■ **EXERCISE INPUTS**
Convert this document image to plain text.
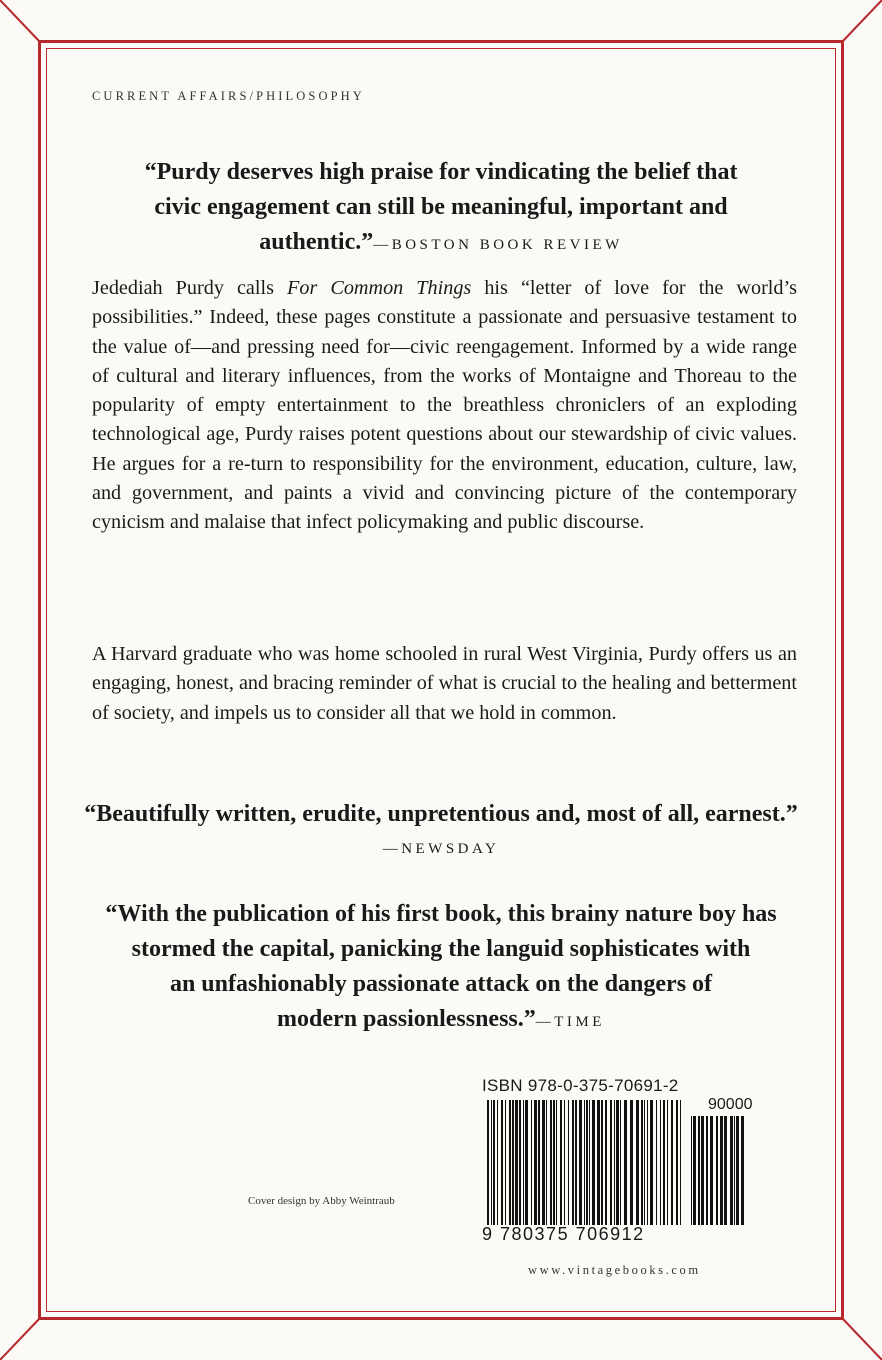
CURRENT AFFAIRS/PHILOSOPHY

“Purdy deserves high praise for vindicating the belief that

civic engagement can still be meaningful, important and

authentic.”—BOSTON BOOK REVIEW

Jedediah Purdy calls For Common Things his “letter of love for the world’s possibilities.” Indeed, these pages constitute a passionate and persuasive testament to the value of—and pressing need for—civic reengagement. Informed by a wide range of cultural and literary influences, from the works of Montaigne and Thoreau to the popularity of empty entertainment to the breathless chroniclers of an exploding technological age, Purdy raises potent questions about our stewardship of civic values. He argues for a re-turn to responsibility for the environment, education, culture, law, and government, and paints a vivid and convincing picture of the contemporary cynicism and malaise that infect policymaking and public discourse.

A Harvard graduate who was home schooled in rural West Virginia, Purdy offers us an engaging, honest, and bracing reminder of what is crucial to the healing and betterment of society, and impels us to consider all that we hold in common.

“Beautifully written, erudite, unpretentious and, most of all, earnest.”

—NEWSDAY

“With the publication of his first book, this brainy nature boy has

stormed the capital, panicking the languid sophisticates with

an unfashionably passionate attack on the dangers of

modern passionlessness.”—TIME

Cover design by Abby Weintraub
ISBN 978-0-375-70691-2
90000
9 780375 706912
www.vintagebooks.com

■ **WORK TO COMPLETE**
Extract all the entries word for word; omit any pictures.

■ **RESULT FOR THIS TASK**
Convert this document image to plain text.
CURRENT AFFAIRS/PHILOSOPHY

“Purdy deserves high praise for vindicating the belief that

civic engagement can still be meaningful, important and

authentic.”—BOSTON BOOK REVIEW

Jedediah Purdy calls For Common Things his “letter of love for the world’s possibilities.” Indeed, these pages constitute a passionate and persuasive testament to the value of—and pressing need for—civic reengagement. Informed by a wide range of cultural and literary influences, from the works of Montaigne and Thoreau to the popularity of empty entertainment to the breathless chroniclers of an exploding technological age, Purdy raises potent questions about our stewardship of civic values. He argues for a re-turn to responsibility for the environment, education, culture, law, and government, and paints a vivid and convincing picture of the contemporary cynicism and malaise that infect policymaking and public discourse.

A Harvard graduate who was home schooled in rural West Virginia, Purdy offers us an engaging, honest, and bracing reminder of what is crucial to the healing and betterment of society, and impels us to consider all that we hold in common.

“Beautifully written, erudite, unpretentious and, most of all, earnest.”

—NEWSDAY

“With the publication of his first book, this brainy nature boy has

stormed the capital, panicking the languid sophisticates with

an unfashionably passionate attack on the dangers of

modern passionlessness.”—TIME

Cover design by Abby Weintraub
ISBN 978-0-375-70691-2
90000
9 780375 706912
www.vintagebooks.com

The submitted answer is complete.